- Task goal -
Lines holding the string "true" are the ones to copy from this listing.
---- Record extracts
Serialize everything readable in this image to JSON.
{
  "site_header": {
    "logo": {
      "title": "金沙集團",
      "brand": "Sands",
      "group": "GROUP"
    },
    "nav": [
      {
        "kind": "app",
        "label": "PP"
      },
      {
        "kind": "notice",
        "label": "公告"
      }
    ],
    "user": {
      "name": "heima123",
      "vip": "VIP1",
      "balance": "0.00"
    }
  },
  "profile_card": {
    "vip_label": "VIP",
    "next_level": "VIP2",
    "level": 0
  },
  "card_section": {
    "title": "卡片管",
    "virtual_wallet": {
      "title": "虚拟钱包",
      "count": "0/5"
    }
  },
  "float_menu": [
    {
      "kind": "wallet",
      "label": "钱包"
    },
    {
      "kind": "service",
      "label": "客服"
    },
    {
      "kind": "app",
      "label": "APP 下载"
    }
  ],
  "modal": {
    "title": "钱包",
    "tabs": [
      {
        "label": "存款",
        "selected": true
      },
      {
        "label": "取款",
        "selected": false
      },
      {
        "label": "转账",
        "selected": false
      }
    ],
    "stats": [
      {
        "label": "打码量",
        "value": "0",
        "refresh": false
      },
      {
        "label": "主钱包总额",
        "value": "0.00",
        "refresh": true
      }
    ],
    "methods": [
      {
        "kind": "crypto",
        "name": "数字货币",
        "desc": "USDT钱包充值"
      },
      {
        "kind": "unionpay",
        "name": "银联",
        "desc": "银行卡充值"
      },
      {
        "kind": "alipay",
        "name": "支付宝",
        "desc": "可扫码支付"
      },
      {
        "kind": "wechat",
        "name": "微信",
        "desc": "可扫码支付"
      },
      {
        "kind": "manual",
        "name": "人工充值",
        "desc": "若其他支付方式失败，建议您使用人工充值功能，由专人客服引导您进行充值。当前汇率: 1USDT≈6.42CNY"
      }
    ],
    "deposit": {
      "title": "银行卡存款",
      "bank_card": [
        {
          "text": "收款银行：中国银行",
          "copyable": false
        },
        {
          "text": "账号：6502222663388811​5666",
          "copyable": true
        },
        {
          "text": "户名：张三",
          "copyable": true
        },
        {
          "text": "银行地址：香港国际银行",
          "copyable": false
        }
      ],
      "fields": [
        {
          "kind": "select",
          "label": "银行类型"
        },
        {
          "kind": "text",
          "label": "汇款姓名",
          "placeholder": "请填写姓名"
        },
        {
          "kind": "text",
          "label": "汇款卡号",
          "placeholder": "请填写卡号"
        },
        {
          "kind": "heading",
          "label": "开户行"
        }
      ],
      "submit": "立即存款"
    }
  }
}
--------
- Complete output -
        "selected": true
        "refresh": true
          "copyable": true
          "copyable": true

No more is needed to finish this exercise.